Examine the entries and show every line in which the word "Odolanowie" is found.

DATA FOR THIS TASK
- - - - -
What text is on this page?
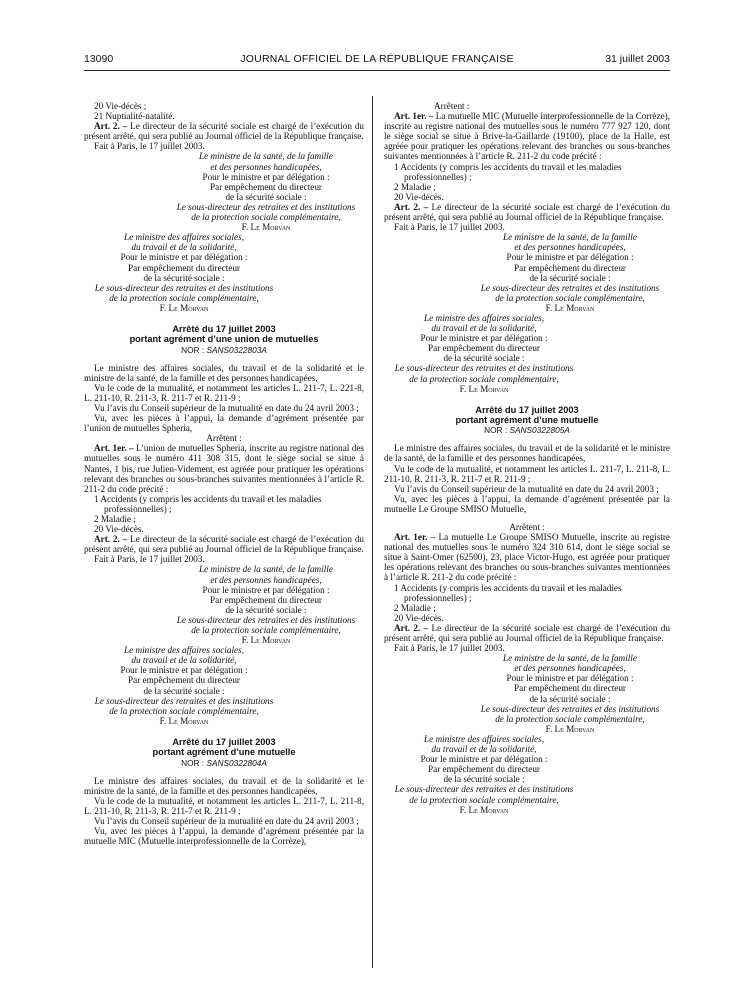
13090	JOURNAL OFFICIEL DE LA RÉPUBLIQUE FRANÇAISE	31 juillet 2003

20 Vie-décès ;

21 Nuptialité-natalité.

Art. 2. – Le directeur de la sécurité sociale est chargé de l’exécution du présent arrêté, qui sera publié au Journal officiel de la République française.

Fait à Paris, le 17 juillet 2003.

Le ministre de la santé, de la famille
et des personnes handicapées,
Pour le ministre et par délégation :
Par empêchement du directeur
de la sécurité sociale :
Le sous-directeur des retraites et des institutions
de la protection sociale complémentaire,
F. Le Morvan
Le ministre des affaires sociales,
du travail et de la solidarité,
Pour le ministre et par délégation :
Par empêchement du directeur
de la sécurité sociale :
Le sous-directeur des retraites et des institutions
de la protection sociale complémentaire,
F. Le Morvan

Arrêté du 17 juillet 2003

portant agrément d’une union de mutuelles

NOR : SANS0322803A

Le ministre des affaires sociales, du travail et de la solidarité et le ministre de la santé, de la famille et des personnes handicapées,

Vu le code de la mutualité, et notamment les articles L. 211-7, L. 221-8, L. 211-10, R. 211-3, R. 211-7 et R. 211-9 ;

Vu l’avis du Conseil supérieur de la mutualité en date du 24 avril 2003 ;

Vu, avec les pièces à l’appui, la demande d’agrément présentée par l’union de mutuelles Spheria,

Arrêtent :

Art. 1er. – L’union de mutuelles Spheria, inscrite au registre national des mutuelles sous le numéro 411 308 315, dont le siège social se situe à Nantes, 1 bis, rue Julien-Videment, est agréée pour pratiquer les opérations relevant des branches ou sous-branches suivantes mentionnées à l’article R. 211-2 du code précité :

1 Accidents (y compris les accidents du travail et les maladies professionnelles) ;

2 Maladie ;

20 Vie-décès.

Art. 2. – Le directeur de la sécurité sociale est chargé de l’exécution du présent arrêté, qui sera publié au Journal officiel de la République française.

Fait à Paris, le 17 juillet 2003.

Le ministre de la santé, de la famille
et des personnes handicapées,
Pour le ministre et par délégation :
Par empêchement du directeur
de la sécurité sociale :
Le sous-directeur des retraites et des institutions
de la protection sociale complémentaire,
F. Le Morvan
Le ministre des affaires sociales,
du travail et de la solidarité,
Pour le ministre et par délégation :
Par empêchement du directeur
de la sécurité sociale :
Le sous-directeur des retraites et des institutions
de la protection sociale complémentaire,
F. Le Morvan

Arrêté du 17 juillet 2003

portant agrément d’une mutuelle

NOR : SANS0322804A

Le ministre des affaires sociales, du travail et de la solidarité et le ministre de la santé, de la famille et des personnes handicapées,

Vu le code de la mutualité, et notamment les articles L. 211-7, L. 211-8, L. 211-10, R. 211-3, R. 211-7 et R. 211-9 ;

Vu l’avis du Conseil supérieur de la mutualité en date du 24 avril 2003 ;

Vu, avec les pièces à l’appui, la demande d’agrément présentée par la mutuelle MIC (Mutuelle interprofessionnelle de la Corrèze),

Arrêtent :

Art. 1er. – La mutuelle MIC (Mutuelle interprofessionnelle de la Corrèze), inscrite au registre national des mutuelles sous le numéro 777 927 120, dont le siège social se situe à Brive-la-Gaillarde (19100), place de la Halle, est agréée pour pratiquer les opérations relevant des branches ou sous-branches suivantes mentionnées à l’article R. 211-2 du code précité :

1 Accidents (y compris les accidents du travail et les maladies professionnelles) ;

2 Maladie ;

20 Vie-décès.

Art. 2. – Le directeur de la sécurité sociale est chargé de l’exécution du présent arrêté, qui sera publié au Journal officiel de la République française.

Fait à Paris, le 17 juillet 2003.

Le ministre de la santé, de la famille
et des personnes handicapées,
Pour le ministre et par délégation :
Par empêchement du directeur
de la sécurité sociale :
Le sous-directeur des retraites et des institutions
de la protection sociale complémentaire,
F. Le Morvan
Le ministre des affaires sociales,
du travail et de la solidarité,
Pour le ministre et par délégation :
Par empêchement du directeur
de la sécurité sociale :
Le sous-directeur des retraites et des institutions
de la protection sociale complémentaire,
F. Le Morvan

Arrêté du 17 juillet 2003

portant agrément d’une mutuelle

NOR : SANS0322805A

Le ministre des affaires sociales, du travail et de la solidarité et le ministre de la santé, de la famille et des personnes handicapées,

Vu le code de la mutualité, et notamment les articles L. 211-7, L. 211-8, L. 211-10, R. 211-3, R. 211-7 et R. 211-9 ;

Vu l’avis du Conseil supérieur de la mutualité en date du 24 avril 2003 ;

Vu, avec les pièces à l’appui, la demande d’agrément présentée par la mutuelle Le Groupe SMISO Mutuelle,

Arrêtent :

Art. 1er. – La mutuelle Le Groupe SMISO Mutuelle, inscrite au registre national des mutuelles sous le numéro 324 310 614, dont le siège social se situe à Saint-Omer (62500), 23, place Victor-Hugo, est agréée pour pratiquer les opérations relevant des branches ou sous-branches suivantes mentionnées à l’article R. 211-2 du code précité :

1 Accidents (y compris les accidents du travail et les maladies professionnelles) ;

2 Maladie ;

20 Vie-décès.

Art. 2. – Le directeur de la sécurité sociale est chargé de l’exécution du présent arrêté, qui sera publié au Journal officiel de la République française.

Fait à Paris, le 17 juillet 2003.

Le ministre de la santé, de la famille
et des personnes handicapées,
Pour le ministre et par délégation :
Par empêchement du directeur
de la sécurité sociale :
Le sous-directeur des retraites et des institutions
de la protection sociale complémentaire,
F. Le Morvan
Le ministre des affaires sociales,
du travail et de la solidarité,
Pour le ministre et par délégation :
Par empêchement du directeur
de la sécurité sociale :
Le sous-directeur des retraites et des institutions
de la protection sociale complémentaire,
F. Le Morvan
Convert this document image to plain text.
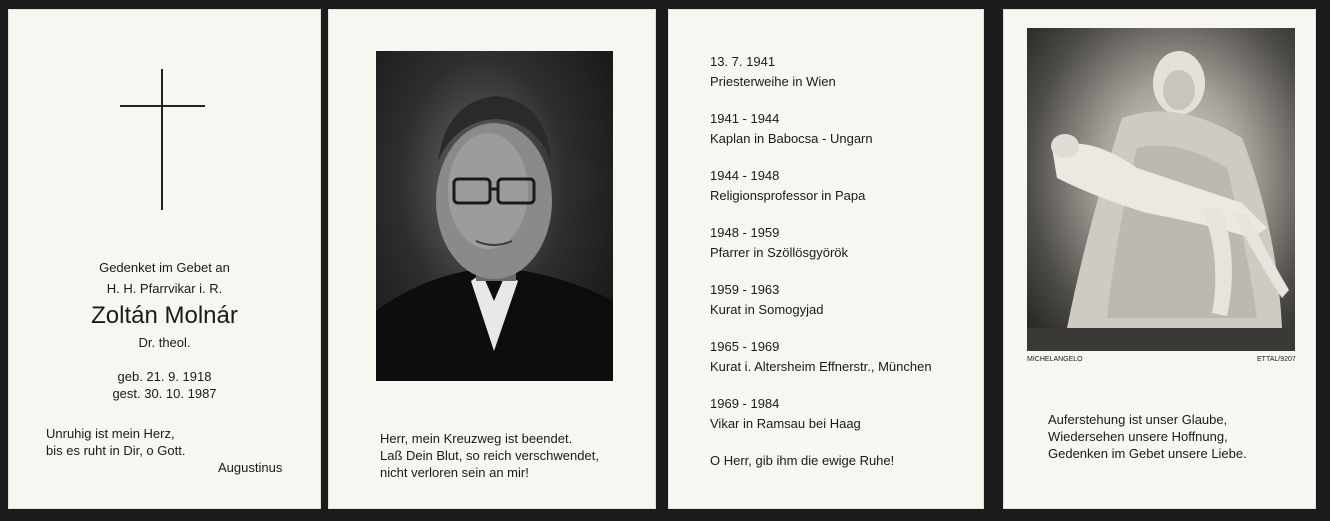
Gedenket im Gebet an
H. H. Pfarrvikar i. R.
Zoltán Molnár
Dr. theol.
geb. 21. 9. 1918
gest. 30. 10. 1987
Unruhig ist mein Herz,
bis es ruht in Dir, o Gott.
Augustinus
Herr, mein Kreuzweg ist beendet.
Laß Dein Blut, so reich verschwendet,
nicht verloren sein an mir!
13. 7. 1941
Priesterweihe in Wien
1941 - 1944
Kaplan in Babocsa - Ungarn
1944 - 1948
Religionsprofessor in Papa
1948 - 1959
Pfarrer in Szöllösgyörök
1959 - 1963
Kurat in Somogyjad
1965 - 1969
Kurat i. Altersheim Effnerstr., München
1969 - 1984
Vikar in Ramsau bei Haag
O Herr, gib ihm die ewige Ruhe!
MICHELANGELO	ETTAL/9207
Auferstehung ist unser Glaube,
Wiedersehen unsere Hoffnung,
Gedenken im Gebet unsere Liebe.
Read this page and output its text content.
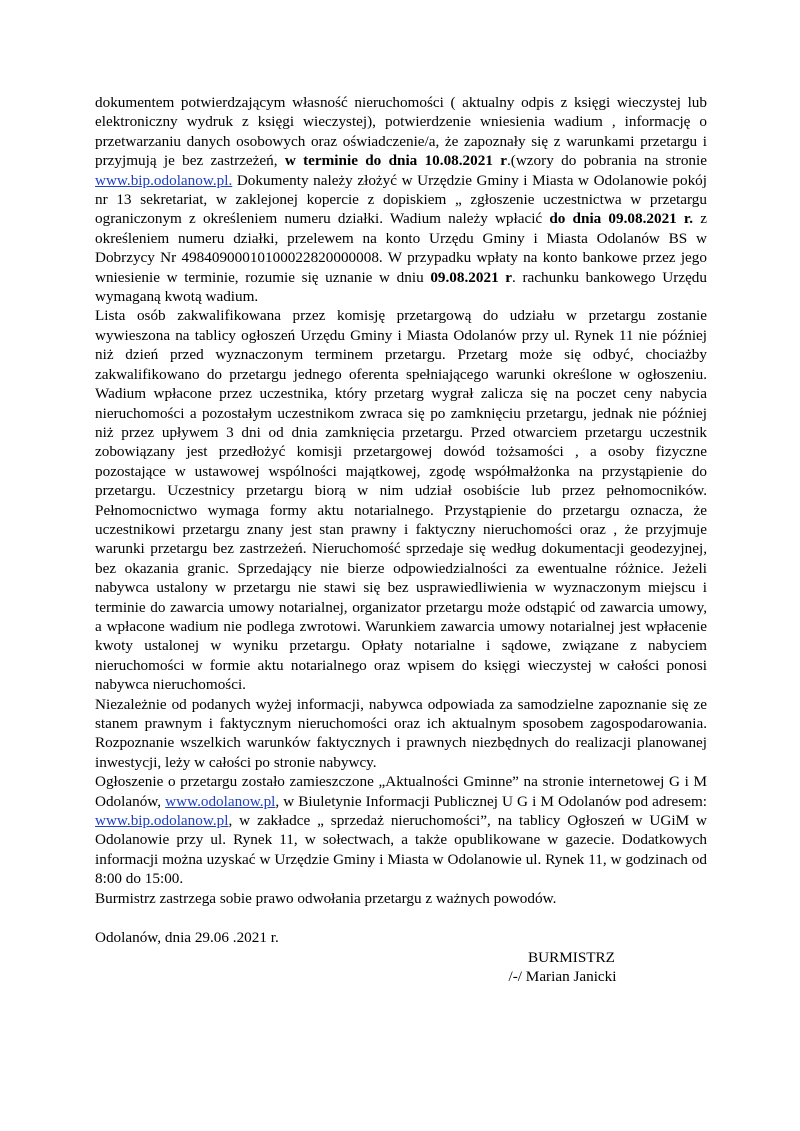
dokumentem potwierdzającym własność nieruchomości ( aktualny odpis z księgi wieczystej lub elektroniczny wydruk z księgi wieczystej), potwierdzenie wniesienia wadium , informację o przetwarzaniu danych osobowych oraz oświadczenie/a, że zapoznały się z warunkami przetargu i przyjmują je bez zastrzeżeń, w terminie do dnia 10.08.2021 r.(wzory do pobrania na stronie www.bip.odolanow.pl. Dokumenty należy złożyć w Urzędzie Gminy i Miasta w Odolanowie pokój nr 13 sekretariat, w zaklejonej kopercie z dopiskiem „ zgłoszenie uczestnictwa w przetargu ograniczonym z określeniem numeru działki. Wadium należy wpłacić do dnia 09.08.2021 r. z określeniem numeru działki, przelewem na konto Urzędu Gminy i Miasta Odolanów BS w Dobrzycy Nr 49840900010100022820000008. W przypadku wpłaty na konto bankowe przez jego wniesienie w terminie, rozumie się uznanie w dniu 09.08.2021 r. rachunku bankowego Urzędu wymaganą kwotą wadium.

Lista osób zakwalifikowana przez komisję przetargową do udziału w przetargu zostanie wywieszona na tablicy ogłoszeń Urzędu Gminy i Miasta Odolanów przy ul. Rynek 11 nie później niż dzień przed wyznaczonym terminem przetargu. Przetarg może się odbyć, chociażby zakwalifikowano do przetargu jednego oferenta spełniającego warunki określone w ogłoszeniu. Wadium wpłacone przez uczestnika, który przetarg wygrał zalicza się na poczet ceny nabycia nieruchomości a pozostałym uczestnikom zwraca się po zamknięciu przetargu, jednak nie później niż przez upływem 3 dni od dnia zamknięcia przetargu. Przed otwarciem przetargu uczestnik zobowiązany jest przedłożyć komisji przetargowej dowód tożsamości , a osoby fizyczne pozostające w ustawowej wspólności majątkowej, zgodę współmałżonka na przystąpienie do przetargu. Uczestnicy przetargu biorą w nim udział osobiście lub przez pełnomocników. Pełnomocnictwo wymaga formy aktu notarialnego. Przystąpienie do przetargu oznacza, że uczestnikowi przetargu znany jest stan prawny i faktyczny nieruchomości oraz , że przyjmuje warunki przetargu bez zastrzeżeń. Nieruchomość sprzedaje się według dokumentacji geodezyjnej, bez okazania granic. Sprzedający nie bierze odpowiedzialności za ewentualne różnice. Jeżeli nabywca ustalony w przetargu nie stawi się bez usprawiedliwienia w wyznaczonym miejscu i terminie do zawarcia umowy notarialnej, organizator przetargu może odstąpić od zawarcia umowy, a wpłacone wadium nie podlega zwrotowi. Warunkiem zawarcia umowy notarialnej jest wpłacenie kwoty ustalonej w wyniku przetargu. Opłaty notarialne i sądowe, związane z nabyciem nieruchomości w formie aktu notarialnego oraz wpisem do księgi wieczystej w całości ponosi nabywca nieruchomości.

Niezależnie od podanych wyżej informacji, nabywca odpowiada za samodzielne zapoznanie się ze stanem prawnym i faktycznym nieruchomości oraz ich aktualnym sposobem zagospodarowania. Rozpoznanie wszelkich warunków faktycznych i prawnych niezbędnych do realizacji planowanej inwestycji, leży w całości po stronie nabywcy.

Ogłoszenie o przetargu zostało zamieszczone „Aktualności Gminne” na stronie internetowej G i M Odolanów, www.odolanow.pl, w Biuletynie Informacji Publicznej U G i M Odolanów pod adresem: www.bip.odolanow.pl, w zakładce „ sprzedaż nieruchomości”, na tablicy Ogłoszeń w UGiM w Odolanowie przy ul. Rynek 11, w sołectwach, a także opublikowane w gazecie. Dodatkowych informacji można uzyskać w Urzędzie Gminy i Miasta w Odolanowie ul. Rynek 11, w godzinach od 8:00 do 15:00.

Burmistrz zastrzega sobie prawo odwołania przetargu z ważnych powodów.

Odolanów, dnia 29.06 .2021 r.

BURMISTRZ
/-/ Marian Janicki
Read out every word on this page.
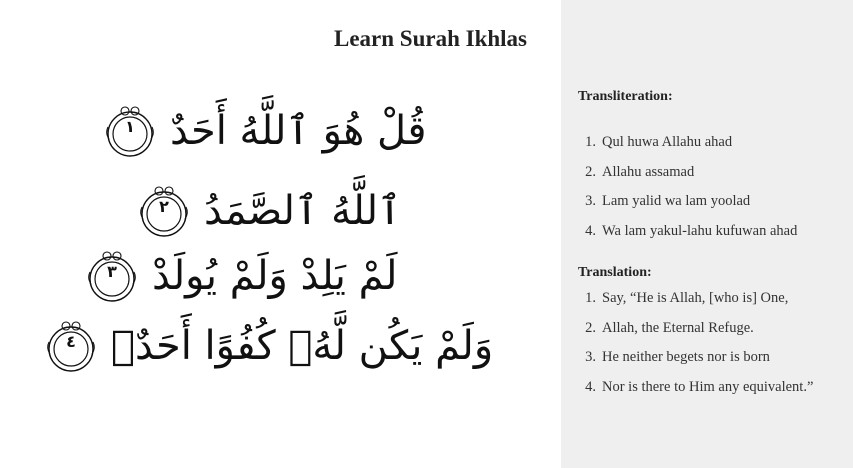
Learn Surah Ikhlas
١ قُلْ هُوَ ٱللَّهُ أَحَدٌ
٢ ٱللَّهُ ٱلصَّمَدُ
٣ لَمْ يَلِدْ وَلَمْ يُولَدْ
٤ وَلَمْ يَكُن لَّهُۥ كُفُوًا أَحَدٌۢ
Transliteration:
1. Qul huwa Allahu ahad
2. Allahu assamad
3. Lam yalid wa lam yoolad
4. Wa lam yakul-lahu kufuwan ahad
Translation:
1. Say, “He is Allah, [who is] One,
2. Allah, the Eternal Refuge.
3. He neither begets nor is born
4. Nor is there to Him any equivalent.”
- - - - -
WORKED SOLUTION
dokumentem potwierdzającym własność nieruchomości ( aktualny odpis z księgi wieczystej lub elektroniczny wydruk z księgi wieczystej), potwierdzenie wniesienia wadium , informację o przetwarzaniu danych osobowych oraz oświadczenie/a, że zapoznały się z warunkami przetargu i przyjmują je bez zastrzeżeń, w terminie do dnia 10.08.2021 r.(wzory do pobrania na stronie www.bip.odolanow.pl. Dokumenty należy złożyć w Urzędzie Gminy i Miasta w Odolanowie pokój nr 13 sekretariat, w zaklejonej kopercie z dopiskiem „ zgłoszenie uczestnictwa w przetargu ograniczonym z określeniem numeru działki. Wadium należy wpłacić do dnia 09.08.2021 r. z określeniem numeru działki, przelewem na konto Urzędu Gminy i Miasta Odolanów BS w Dobrzycy Nr 49840900010100022820000008. W przypadku wpłaty na konto bankowe przez jego wniesienie w terminie, rozumie się uznanie w dniu 09.08.2021 r. rachunku bankowego Urzędu wymaganą kwotą wadium.
Ogłoszenie o przetargu zostało zamieszczone „Aktualności Gminne” na stronie internetowej G i M Odolanów, www.odolanow.pl, w Biuletynie Informacji Publicznej U G i M Odolanów pod adresem: www.bip.odolanow.pl, w zakładce „ sprzedaż nieruchomości”, na tablicy Ogłoszeń w UGiM w Odolanowie przy ul. Rynek 11, w sołectwach, a także opublikowane w gazecie. Dodatkowych informacji można uzyskać w Urzędzie Gminy i Miasta w Odolanowie ul. Rynek 11, w godzinach od 8:00 do 15:00.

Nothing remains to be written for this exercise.